TORONTO — Blockbuster corporate earnings and economic data couldn't prevent global stock markets from tumbling to end the trading week on renewed COVID-19 concerns and a possible signal that U.S. interest rates could be rising sooner than expected.

The S&P/TSX composite index closed down 147.59 points to 19,108.33. That's slightly higher on the week.

In New York, the Dow Jones industrial average was down 185.51 points at 33,874.85. The S&P 500 index lost 30.30 points at 4,181.17, while the Nasdaq composite was down 119.87 points at 13,962.68 to end its sixth-straight monthly gain.

Nearly 90 per cent of the more than half of U.S. companies reporting first-quarter results so far have beat expectations, the highest level in years.

And GDP numbers in the U.S. and Canada have been stellar, with Canada reporting Friday that the economy grew at an annual rate of 6.5 per cent through the first quarter.

"So a lot of positive things that the markets have digested, but on the flipside, there's a couple of sound bites that came out in early afternoon that were more negative and that led to the acceleration of the losses," said Macan Nia, senior investment strategist at Manulife Investment Management.

Dallas Federal Reserve president Robert Kaplan, a non-voting member of the Fed, floated the idea Friday that the central bank may have to raise interest rates at the end of 2022 and may have to taper some bond-buying.

That's a different view from the Fed, which has consistently suggested continuing stimulus through 2023.

"What was once a very consistent message from all the members … there seems to be some differences in opinions that are coming out," Nia said in an interview.

While supportive of the bank's stated approach, chairman Jerome Powell this week brought up "frothiness in certain areas of the market" as Kaplan did Friday about U.S. housing.

Differing views coming out of the central bank could foreshadow that normalization of policy could come sooner than expected, said Nia.

The central bank's view that inflation isn't a big worry has also come under scrutiny. The Fed has described inflation as "transitory," but the top concern voiced by corporate executives this quarter has been rising input costs and inflation.

While the Bank of Canada has said it would begin to taper monetary stimulus, Nia said the Fed is in an awkward position because confirming similar moves now could prompt a disorderly selloff of bond and equity markets.

"So maybe Kaplan coming out, maybe some of these different views coming out, is just planting the seed in the market that rates are going to continue to rise and make the process more orderly," he said.

Nia said markets are going to be pay much closer attention now to "Fedspeak" for signs of disagreement in messaging.

In addition to the Fed, investors are a bit rattled by growing COVID infections in India and Brazil along with a U.K. study that said one dose of the Pfizer-BioNTech vaccine may leave recipients vulnerable to coronavirus variants.

"That spooked markets a little bit as well and put a damper on the mood today."

Friday was a risk-off day with all 11 major sectors on the TSX losing ground, led by technology, materials and energy.

Document understanding data:
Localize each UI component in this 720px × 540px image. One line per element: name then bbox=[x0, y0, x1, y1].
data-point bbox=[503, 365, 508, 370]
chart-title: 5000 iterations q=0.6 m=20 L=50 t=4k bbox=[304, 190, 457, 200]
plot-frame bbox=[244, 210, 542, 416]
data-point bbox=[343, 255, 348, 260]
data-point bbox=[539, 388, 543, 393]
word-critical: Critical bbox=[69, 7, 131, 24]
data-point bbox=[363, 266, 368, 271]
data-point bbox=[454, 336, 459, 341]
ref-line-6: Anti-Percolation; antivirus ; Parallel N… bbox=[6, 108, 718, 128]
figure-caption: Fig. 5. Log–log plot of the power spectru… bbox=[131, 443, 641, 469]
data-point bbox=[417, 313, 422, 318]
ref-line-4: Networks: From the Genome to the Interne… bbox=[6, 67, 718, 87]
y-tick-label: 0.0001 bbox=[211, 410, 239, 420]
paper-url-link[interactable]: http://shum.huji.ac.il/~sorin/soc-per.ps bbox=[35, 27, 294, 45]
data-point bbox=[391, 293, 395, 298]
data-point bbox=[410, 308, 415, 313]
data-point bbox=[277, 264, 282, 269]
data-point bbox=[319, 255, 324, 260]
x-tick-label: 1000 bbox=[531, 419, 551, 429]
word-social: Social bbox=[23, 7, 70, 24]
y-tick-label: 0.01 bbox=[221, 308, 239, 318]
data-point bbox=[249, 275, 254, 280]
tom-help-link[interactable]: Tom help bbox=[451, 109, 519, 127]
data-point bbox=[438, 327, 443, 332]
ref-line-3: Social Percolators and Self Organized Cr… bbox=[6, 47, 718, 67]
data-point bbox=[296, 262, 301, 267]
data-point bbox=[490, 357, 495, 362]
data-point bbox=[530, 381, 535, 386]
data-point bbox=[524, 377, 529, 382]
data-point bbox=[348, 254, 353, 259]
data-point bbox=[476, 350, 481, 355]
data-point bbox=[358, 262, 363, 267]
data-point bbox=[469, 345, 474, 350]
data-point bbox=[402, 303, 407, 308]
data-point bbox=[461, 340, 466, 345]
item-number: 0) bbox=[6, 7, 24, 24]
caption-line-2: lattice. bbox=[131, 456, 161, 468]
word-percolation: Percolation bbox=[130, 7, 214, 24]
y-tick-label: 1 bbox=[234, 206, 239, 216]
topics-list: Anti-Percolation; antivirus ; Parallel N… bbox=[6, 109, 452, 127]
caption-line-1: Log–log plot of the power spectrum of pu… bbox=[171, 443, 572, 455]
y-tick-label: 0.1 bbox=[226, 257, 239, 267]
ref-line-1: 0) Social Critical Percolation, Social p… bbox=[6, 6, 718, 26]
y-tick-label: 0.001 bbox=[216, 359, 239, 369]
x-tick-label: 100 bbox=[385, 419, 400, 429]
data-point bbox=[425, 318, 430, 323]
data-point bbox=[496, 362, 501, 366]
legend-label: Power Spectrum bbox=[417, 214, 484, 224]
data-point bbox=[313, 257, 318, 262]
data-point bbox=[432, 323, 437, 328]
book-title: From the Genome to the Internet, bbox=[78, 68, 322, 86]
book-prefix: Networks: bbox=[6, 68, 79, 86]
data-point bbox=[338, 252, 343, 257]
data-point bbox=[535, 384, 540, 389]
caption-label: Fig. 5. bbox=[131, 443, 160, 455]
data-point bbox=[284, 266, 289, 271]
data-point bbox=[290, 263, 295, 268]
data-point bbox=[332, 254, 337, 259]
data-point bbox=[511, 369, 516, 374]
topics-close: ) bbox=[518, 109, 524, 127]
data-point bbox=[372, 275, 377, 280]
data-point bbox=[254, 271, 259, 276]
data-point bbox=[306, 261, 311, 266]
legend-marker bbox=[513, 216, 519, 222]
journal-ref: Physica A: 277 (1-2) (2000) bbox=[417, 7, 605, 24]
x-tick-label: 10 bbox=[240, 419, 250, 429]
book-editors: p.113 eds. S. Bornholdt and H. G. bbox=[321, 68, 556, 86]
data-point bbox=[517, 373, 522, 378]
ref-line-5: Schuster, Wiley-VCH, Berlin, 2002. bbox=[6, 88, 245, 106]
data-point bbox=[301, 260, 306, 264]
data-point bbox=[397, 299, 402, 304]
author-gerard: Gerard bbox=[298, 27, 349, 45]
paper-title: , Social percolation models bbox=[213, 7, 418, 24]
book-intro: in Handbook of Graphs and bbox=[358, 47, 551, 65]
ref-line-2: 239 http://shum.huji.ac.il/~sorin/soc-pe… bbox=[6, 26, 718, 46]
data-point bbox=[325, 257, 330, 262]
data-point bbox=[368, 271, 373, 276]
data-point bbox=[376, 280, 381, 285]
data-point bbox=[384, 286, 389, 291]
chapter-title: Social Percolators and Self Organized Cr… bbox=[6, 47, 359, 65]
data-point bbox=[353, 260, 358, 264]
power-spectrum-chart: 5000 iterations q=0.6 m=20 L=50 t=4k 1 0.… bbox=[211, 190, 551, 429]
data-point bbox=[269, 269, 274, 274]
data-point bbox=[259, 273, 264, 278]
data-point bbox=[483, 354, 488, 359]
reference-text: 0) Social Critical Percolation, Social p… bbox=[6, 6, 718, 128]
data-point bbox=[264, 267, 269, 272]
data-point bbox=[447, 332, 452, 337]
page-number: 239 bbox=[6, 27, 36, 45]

Apply what you read
1. Answer these questions using the market report:
(a) At what level did the S&P/TSX composite index close?
(b) At what annual rate did Canada's economy grow through the first quarter?
(c) Which sectors led the losses on the TSX?
2. Summarize the market report in two sentences.

Task-by-task answers
1.
(a) 19,108.33, down 147.59 points.
(b) 6.5 per cent.
(c) Technology, materials and energy.

2. Global stock markets fell to end the trading week despite strong corporate earnings and economic data, with the S&P/TSX composite closing down 147.59 points and all 11 major TSX sectors losing ground. The losses came amid renewed COVID-19 concerns and a suggestion from Dallas Federal Reserve president Robert Kaplan that the central bank may have to raise interest rates at the end of 2022, a view that differs from the Fed's consistent message of continuing stimulus through 2023.